## [Travail demandé]
A. Recopiez le passage du texte sur la prestation de reversement qui commence par « Enfin, l'Autorité l'estime » et se termine par « de ces services. ».
B. D'après le texte sur la prestation de reversement, les affirmations suivantes sont-elles exactes ? Répondez par oui ou par non et citez les mots décisifs du texte. (i) La décision n° 2007-0667 a défini le contenu de la prestation de reversement de France Télécom. (ii) France Télécom proposera une offre de recouvrement pour compte de tiers. (iii) L'Autorité juge cette obligation disproportionnée.
C. Selon le texte sur la prestation de reversement, quels alinéas de l'article L. 32-1-II du CPCE fixent des objectifs auxquels l'obligation est jugée conforme ?

## [Texte de la page]

Dans sa décision de régulation symétrique n° 2007-0213, l'Autorité impose une obligation à tout opérateur départ d'un appel vers un numéro SVA de faire droit aux demandes raisonnables de reversement d'une partie des montants facturés au client final, l'opérateur départ ayant la charge de facturer le client final en son nom propre et de reverser une partie des sommes ainsi facturées à l'exploitant de numéro. Sans accord raisonnable quant à cette prestation de reversement, l'interopérabilité des SVA et leur acheminement de bout en bout peuvent être remis en cause par l'un ou l'autre des acteurs. C'est pourquoi cette obligation est un complément nécessaire à l'obligation d'accessibilité imposée à l'opérateur départ.
Cette obligation imposée aux opérateurs départ, et en particulier à France Télécom, apparaît pleinement conforme aux objectifs poursuivis par l'Autorité, et notamment ceux qui lui sont imposés aux 2°, 4° et 10° de l'article L. 32-1-II du CPCE.
Enfin, l'Autorité l'estime proportionnée en ce qu'elle est indispensable au développement de services sur des numéros SVA du plan national de numérotation, compte tenu des faibles montants que les communications à destination de ces numéros SVA engendrent et de la consommation en règle générale à l'acte de ces services.
La décision n° 2007-0667 a défini le contenu de la prestation de reversement de France Télécom :
« En ce qui concerne France Télécom, la modalité de commercialisation des SVA se traduira contractuellement par la mise à disposition d'une facturation et d'un recouvrement en son nom propre auprès du client final, lesquels s'accompagneront du reversement aux fournisseurs de services d'une partie des sommes facturées à l'utilisateur final appelant, comme cela est déjà le cas pour les services à valeur ajoutée à paliers bas et intermédiaires. Il ne s'agira en aucun cas d'une offre de recouvrement pour compte de tiers.

## [Données fournies]

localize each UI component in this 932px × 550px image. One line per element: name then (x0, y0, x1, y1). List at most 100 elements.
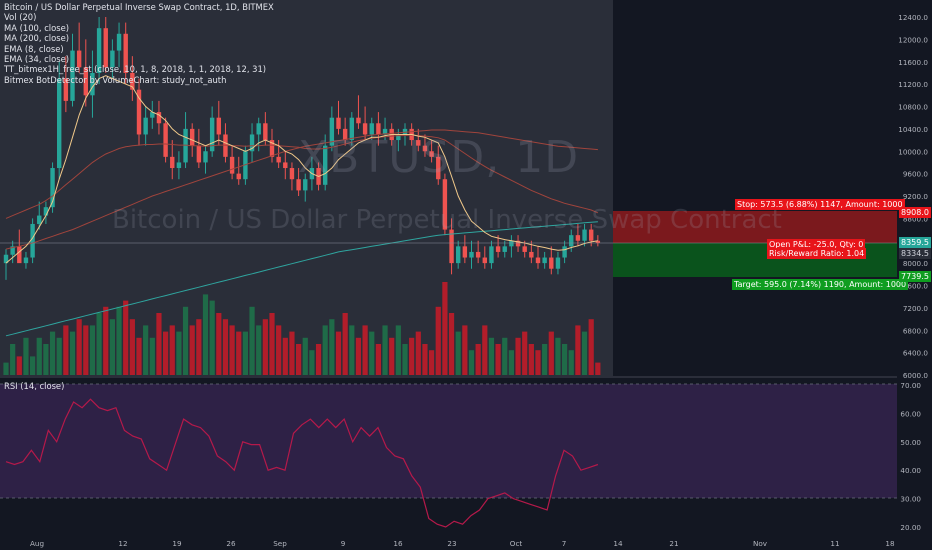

## [Corrigé]
A.
Enfin, l'Autorité l'estime proportionnée en ce qu'elle est indispensable au développement de services sur des numéros SVA du plan national de numérotation, compte tenu des faibles montants que les communications à destination de ces numéros SVA engendrent et de la consommation en règle générale à l'acte de ces services.

B.
(i) Oui : « La décision n° 2007-0667 a défini le contenu de la prestation de reversement de France Télécom ».
(ii) Non : « Il ne s'agira en aucun cas d'une offre de recouvrement pour compte de tiers. »
(iii) Non : « l'Autorité l'estime proportionnée ».

C. Les alinéas 2°, 4° et 10°.